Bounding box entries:
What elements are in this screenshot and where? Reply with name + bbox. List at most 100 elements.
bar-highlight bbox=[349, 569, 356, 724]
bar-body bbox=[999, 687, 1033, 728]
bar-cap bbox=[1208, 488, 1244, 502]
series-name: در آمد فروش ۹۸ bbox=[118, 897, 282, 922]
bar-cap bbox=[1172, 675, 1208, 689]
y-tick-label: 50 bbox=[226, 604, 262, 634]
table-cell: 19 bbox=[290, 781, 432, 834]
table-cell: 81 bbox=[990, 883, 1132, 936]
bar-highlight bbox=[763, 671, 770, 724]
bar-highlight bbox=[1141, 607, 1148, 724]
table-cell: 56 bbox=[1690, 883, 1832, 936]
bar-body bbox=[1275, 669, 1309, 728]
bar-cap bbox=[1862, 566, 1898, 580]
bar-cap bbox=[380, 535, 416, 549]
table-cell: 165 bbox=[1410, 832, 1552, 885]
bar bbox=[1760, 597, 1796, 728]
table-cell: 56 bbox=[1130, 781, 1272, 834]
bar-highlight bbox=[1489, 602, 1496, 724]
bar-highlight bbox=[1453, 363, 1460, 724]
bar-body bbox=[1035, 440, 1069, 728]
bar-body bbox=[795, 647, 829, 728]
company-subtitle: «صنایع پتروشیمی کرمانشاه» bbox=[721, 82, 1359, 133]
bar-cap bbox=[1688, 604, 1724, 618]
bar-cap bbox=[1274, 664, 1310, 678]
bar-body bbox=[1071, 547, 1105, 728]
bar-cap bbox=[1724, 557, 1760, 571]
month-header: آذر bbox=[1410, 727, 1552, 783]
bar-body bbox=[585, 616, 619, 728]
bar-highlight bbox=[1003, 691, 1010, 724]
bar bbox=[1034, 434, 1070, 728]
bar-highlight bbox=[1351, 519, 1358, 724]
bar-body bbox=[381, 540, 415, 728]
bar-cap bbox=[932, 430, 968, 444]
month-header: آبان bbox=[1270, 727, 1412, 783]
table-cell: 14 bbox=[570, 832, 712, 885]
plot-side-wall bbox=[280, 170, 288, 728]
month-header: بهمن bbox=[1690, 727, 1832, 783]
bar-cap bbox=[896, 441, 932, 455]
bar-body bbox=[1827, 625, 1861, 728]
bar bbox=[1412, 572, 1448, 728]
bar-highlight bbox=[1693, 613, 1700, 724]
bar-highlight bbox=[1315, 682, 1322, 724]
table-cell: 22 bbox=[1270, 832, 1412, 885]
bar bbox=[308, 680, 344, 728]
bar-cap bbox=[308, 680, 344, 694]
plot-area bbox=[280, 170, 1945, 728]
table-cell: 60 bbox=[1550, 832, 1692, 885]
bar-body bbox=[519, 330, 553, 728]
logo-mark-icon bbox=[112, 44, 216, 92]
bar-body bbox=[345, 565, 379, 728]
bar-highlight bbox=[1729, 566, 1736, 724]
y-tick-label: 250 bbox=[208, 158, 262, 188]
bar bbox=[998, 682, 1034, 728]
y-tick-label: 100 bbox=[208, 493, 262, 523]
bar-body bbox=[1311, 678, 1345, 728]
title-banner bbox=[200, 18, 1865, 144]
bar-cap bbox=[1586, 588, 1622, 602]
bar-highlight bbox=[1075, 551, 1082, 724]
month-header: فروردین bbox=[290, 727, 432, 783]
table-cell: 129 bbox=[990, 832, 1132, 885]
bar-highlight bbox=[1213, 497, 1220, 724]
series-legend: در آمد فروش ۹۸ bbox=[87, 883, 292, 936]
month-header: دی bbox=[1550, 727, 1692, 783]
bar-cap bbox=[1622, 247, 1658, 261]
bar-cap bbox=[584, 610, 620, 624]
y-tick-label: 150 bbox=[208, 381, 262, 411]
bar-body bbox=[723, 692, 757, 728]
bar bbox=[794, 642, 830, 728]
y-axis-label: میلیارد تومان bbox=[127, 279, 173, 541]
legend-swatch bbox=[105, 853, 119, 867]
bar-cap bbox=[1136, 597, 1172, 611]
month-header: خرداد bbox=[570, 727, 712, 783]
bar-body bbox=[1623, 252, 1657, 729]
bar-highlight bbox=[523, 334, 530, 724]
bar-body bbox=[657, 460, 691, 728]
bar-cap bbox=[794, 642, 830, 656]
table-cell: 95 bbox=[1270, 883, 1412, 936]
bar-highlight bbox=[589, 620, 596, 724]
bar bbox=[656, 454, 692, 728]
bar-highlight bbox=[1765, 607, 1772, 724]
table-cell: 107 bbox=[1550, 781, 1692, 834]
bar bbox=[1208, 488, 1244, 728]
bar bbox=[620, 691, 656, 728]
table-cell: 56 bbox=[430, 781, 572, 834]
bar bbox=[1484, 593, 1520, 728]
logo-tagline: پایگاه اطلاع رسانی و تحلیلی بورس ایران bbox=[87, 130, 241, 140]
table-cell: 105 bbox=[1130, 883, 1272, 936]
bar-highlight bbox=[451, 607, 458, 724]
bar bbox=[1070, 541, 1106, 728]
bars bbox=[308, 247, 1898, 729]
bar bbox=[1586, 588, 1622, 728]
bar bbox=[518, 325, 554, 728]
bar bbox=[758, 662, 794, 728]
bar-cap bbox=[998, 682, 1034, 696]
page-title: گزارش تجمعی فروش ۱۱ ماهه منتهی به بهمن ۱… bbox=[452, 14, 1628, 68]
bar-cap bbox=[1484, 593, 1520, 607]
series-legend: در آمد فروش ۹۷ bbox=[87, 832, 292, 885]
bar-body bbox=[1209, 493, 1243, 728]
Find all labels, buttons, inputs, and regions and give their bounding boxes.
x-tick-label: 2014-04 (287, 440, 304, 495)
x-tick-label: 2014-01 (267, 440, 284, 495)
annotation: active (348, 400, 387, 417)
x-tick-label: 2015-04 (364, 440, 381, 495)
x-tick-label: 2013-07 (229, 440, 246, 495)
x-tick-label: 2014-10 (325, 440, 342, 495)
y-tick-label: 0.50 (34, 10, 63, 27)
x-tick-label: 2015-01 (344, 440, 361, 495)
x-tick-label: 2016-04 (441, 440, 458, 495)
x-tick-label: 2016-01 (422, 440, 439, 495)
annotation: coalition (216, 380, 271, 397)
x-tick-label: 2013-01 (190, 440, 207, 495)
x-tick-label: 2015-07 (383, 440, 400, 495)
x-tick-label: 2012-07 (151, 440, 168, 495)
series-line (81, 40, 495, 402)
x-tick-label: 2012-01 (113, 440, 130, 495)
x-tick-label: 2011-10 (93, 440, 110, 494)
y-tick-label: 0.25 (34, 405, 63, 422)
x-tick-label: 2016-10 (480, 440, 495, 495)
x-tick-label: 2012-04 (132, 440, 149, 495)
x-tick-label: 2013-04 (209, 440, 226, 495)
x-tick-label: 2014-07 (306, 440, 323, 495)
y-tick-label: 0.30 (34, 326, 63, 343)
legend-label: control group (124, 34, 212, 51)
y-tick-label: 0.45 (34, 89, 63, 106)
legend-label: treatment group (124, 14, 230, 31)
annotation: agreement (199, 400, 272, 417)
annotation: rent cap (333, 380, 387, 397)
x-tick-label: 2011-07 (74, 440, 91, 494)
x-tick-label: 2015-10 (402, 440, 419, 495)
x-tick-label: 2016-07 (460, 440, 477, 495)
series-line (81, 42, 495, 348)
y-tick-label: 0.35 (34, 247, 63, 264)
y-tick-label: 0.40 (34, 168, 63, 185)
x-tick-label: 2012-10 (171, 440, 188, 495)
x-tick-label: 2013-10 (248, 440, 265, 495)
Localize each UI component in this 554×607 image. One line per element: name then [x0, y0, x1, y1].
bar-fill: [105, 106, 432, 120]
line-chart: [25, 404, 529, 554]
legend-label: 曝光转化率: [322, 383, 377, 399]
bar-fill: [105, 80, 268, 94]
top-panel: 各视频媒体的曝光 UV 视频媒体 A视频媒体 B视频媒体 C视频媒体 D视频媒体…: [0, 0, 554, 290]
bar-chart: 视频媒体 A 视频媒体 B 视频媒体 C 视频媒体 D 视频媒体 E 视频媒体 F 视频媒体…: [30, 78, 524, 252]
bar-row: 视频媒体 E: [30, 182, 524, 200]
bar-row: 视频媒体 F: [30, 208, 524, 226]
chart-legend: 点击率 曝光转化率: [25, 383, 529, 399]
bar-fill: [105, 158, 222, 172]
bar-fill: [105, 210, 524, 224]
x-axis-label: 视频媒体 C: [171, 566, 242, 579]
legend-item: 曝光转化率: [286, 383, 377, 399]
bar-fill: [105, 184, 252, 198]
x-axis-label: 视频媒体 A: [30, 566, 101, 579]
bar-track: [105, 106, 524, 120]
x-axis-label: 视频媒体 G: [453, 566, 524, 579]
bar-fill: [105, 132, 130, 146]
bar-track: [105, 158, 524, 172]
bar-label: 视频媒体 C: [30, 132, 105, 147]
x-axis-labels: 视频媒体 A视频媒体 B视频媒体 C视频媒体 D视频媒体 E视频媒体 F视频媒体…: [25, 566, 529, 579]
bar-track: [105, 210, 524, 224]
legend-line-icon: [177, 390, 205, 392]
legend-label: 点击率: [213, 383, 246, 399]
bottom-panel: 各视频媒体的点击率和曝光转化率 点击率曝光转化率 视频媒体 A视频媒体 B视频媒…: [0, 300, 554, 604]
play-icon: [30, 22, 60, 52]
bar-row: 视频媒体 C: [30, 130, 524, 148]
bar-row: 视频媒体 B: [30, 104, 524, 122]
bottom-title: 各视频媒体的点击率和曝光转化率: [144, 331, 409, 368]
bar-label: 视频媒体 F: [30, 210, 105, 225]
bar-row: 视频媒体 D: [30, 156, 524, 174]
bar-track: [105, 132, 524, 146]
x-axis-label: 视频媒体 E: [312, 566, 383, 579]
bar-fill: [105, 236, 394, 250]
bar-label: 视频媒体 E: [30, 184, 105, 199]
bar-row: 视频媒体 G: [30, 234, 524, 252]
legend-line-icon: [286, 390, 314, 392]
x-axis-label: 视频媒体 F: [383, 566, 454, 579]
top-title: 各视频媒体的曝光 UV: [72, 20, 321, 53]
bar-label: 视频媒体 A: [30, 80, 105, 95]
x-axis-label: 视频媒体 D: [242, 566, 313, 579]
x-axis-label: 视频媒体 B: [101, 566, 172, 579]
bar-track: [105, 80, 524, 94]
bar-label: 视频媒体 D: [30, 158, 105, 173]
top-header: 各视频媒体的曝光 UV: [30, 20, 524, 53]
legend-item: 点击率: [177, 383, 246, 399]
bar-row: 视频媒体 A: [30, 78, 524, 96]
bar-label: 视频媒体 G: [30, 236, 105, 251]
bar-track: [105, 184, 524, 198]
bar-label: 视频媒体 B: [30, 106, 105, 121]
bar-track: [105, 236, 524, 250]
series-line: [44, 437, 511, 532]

Exercise details: Turn the data above into a JSON list of strings with one string per line and no blank lines. Include everything from the first line down to and including the line containing "bar-body bbox=[795, 647, 829, 728]".

Task output:
[
  "What elements are in this screenshot and where? Reply with name + bbox. List at most 100 elements.",
  "bar-highlight bbox=[349, 569, 356, 724]",
  "bar-body bbox=[999, 687, 1033, 728]",
  "bar-cap bbox=[1208, 488, 1244, 502]",
  "series-name: در آمد فروش ۹۸ bbox=[118, 897, 282, 922]",
  "bar-cap bbox=[1172, 675, 1208, 689]",
  "y-tick-label: 50 bbox=[226, 604, 262, 634]",
  "table-cell: 19 bbox=[290, 781, 432, 834]",
  "table-cell: 81 bbox=[990, 883, 1132, 936]",
  "bar-highlight bbox=[763, 671, 770, 724]",
  "bar-highlight bbox=[1141, 607, 1148, 724]",
  "table-cell: 56 bbox=[1690, 883, 1832, 936]",
  "bar-body bbox=[1275, 669, 1309, 728]",
  "bar-cap bbox=[1862, 566, 1898, 580]",
  "bar-cap bbox=[380, 535, 416, 549]",
  "table-cell: 165 bbox=[1410, 832, 1552, 885]",
  "bar bbox=[1760, 597, 1796, 728]",
  "table-cell: 56 bbox=[1130, 781, 1272, 834]",
  "bar-highlight bbox=[1489, 602, 1496, 724]",
  "bar-highlight bbox=[1453, 363, 1460, 724]",
  "bar-body bbox=[1035, 440, 1069, 728]",
  "bar-body bbox=[795, 647, 829, 728]"
]